→ **TASK BRIEF**
Only a number is wanted: the count of lines in this listing that contain "something".

Data entries:
┌──

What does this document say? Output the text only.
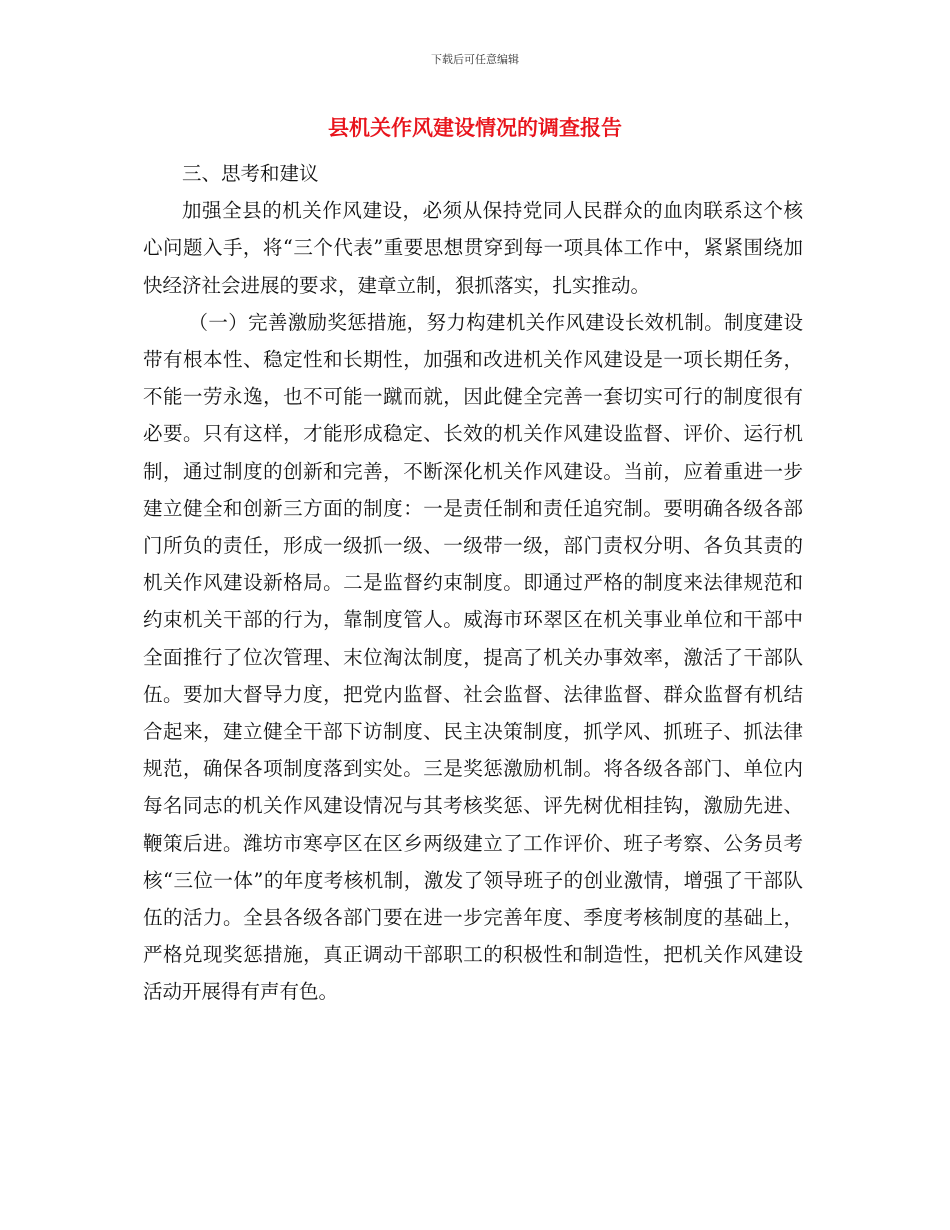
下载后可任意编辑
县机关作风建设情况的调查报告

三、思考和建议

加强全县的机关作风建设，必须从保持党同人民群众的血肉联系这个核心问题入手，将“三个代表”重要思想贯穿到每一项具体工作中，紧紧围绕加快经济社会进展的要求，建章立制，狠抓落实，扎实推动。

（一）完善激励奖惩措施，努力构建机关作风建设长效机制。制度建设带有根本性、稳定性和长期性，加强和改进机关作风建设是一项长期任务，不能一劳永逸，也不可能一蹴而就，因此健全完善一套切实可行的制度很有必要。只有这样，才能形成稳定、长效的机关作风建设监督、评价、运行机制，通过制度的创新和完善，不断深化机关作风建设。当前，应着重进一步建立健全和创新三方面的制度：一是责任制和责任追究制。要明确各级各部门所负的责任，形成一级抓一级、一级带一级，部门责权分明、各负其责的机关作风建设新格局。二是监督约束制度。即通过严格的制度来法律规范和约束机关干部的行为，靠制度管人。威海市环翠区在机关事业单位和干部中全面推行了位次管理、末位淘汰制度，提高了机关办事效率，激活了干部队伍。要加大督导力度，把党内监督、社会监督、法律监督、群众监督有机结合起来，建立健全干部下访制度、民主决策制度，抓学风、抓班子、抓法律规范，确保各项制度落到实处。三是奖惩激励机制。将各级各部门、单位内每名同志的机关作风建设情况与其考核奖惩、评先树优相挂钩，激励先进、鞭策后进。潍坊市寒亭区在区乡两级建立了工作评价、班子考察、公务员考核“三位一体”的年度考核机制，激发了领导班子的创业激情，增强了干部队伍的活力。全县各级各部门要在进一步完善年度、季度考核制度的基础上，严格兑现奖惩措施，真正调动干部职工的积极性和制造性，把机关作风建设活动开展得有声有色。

└──
┌──

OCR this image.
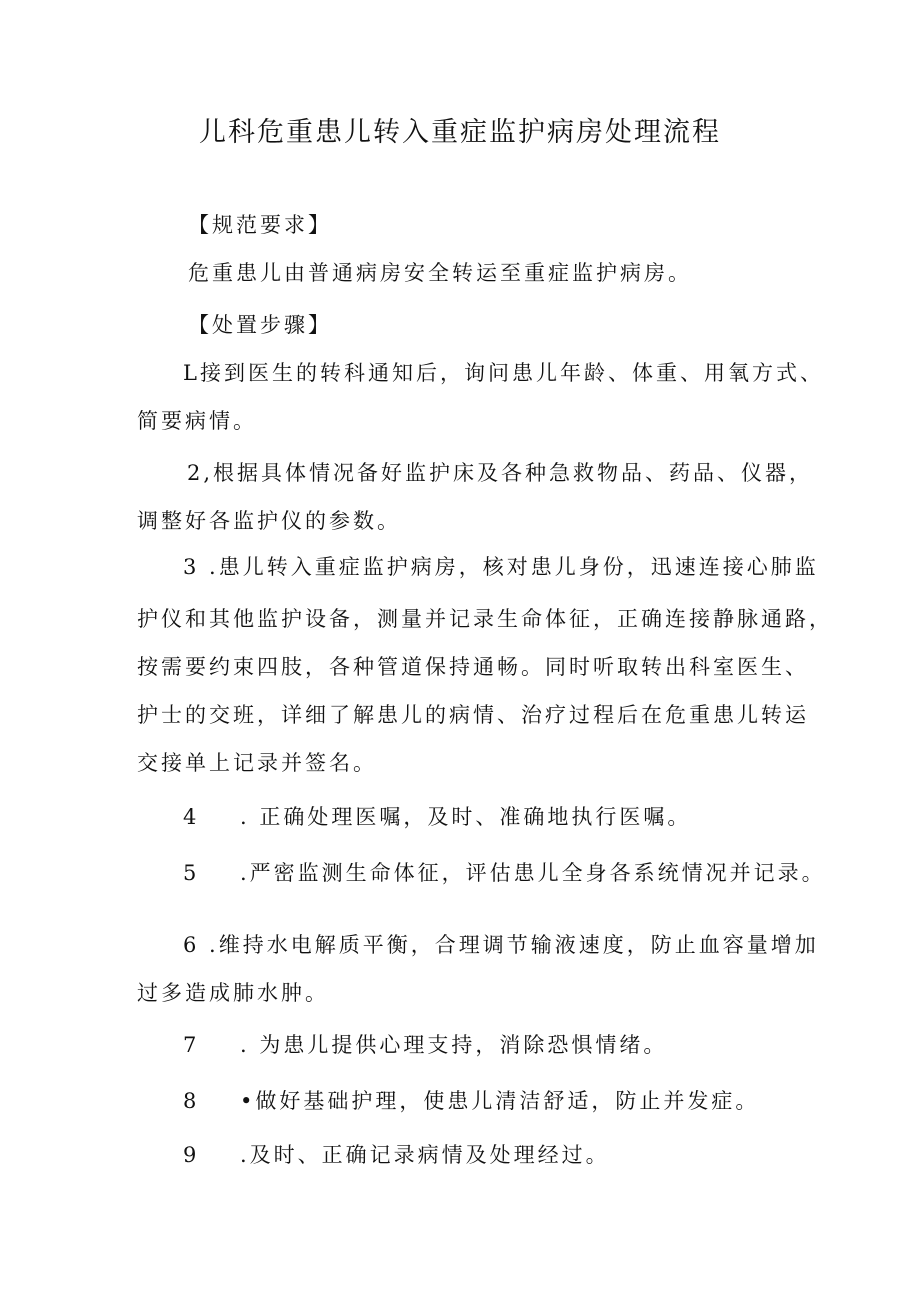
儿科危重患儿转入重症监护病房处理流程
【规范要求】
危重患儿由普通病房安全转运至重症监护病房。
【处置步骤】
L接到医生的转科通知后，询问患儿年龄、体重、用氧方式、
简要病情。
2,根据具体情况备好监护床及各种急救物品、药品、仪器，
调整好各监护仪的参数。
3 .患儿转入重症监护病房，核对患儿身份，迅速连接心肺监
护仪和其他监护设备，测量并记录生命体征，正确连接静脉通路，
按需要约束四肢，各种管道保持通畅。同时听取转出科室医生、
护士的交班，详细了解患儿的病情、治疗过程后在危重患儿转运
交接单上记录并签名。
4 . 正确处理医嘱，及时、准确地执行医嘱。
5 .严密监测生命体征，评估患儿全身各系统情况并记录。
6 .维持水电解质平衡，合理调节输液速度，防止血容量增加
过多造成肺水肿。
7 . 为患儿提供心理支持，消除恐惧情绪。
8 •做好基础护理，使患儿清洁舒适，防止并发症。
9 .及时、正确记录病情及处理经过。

└──
┌──

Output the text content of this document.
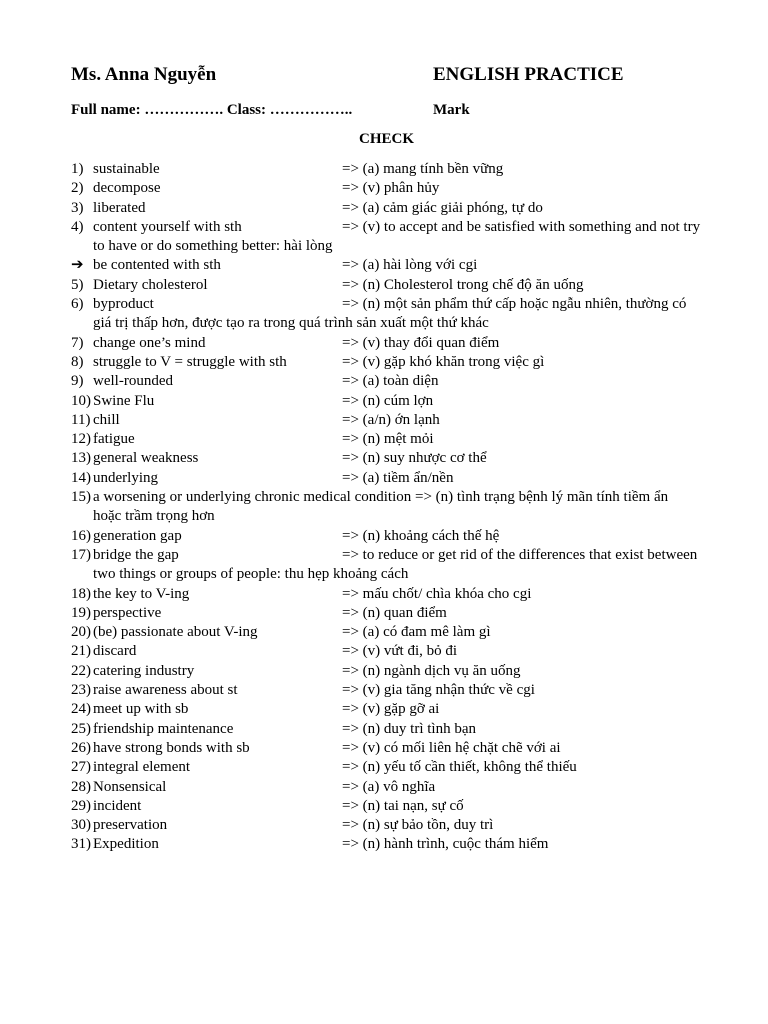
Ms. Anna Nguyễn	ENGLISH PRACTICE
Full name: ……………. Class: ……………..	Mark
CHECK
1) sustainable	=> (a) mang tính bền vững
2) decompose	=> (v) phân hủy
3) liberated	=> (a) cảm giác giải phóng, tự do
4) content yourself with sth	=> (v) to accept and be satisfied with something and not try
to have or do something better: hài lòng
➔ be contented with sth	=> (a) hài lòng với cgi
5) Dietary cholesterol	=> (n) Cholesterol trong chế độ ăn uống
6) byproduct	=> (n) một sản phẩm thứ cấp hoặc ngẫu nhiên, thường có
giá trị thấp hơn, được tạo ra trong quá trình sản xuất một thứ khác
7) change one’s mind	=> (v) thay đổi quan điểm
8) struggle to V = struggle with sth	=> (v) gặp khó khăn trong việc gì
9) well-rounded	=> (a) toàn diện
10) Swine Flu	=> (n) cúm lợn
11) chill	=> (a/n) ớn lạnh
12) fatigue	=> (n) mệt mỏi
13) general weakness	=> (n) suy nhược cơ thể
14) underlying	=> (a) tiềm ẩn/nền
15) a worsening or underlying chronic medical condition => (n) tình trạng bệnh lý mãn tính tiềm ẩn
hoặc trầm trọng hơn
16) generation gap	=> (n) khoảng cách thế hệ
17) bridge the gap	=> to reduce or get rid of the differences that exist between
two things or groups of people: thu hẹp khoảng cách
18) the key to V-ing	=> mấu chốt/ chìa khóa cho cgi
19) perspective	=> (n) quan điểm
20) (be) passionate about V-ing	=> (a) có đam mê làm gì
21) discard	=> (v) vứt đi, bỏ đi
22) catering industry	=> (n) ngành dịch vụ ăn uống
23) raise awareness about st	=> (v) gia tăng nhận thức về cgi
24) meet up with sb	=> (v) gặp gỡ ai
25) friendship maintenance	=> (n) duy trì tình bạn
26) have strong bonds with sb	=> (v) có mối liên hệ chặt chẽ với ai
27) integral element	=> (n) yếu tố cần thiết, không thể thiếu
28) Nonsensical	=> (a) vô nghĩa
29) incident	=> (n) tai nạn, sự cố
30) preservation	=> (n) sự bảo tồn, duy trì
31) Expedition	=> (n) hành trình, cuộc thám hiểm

└──

→ **CORRECT RESPONSE**
2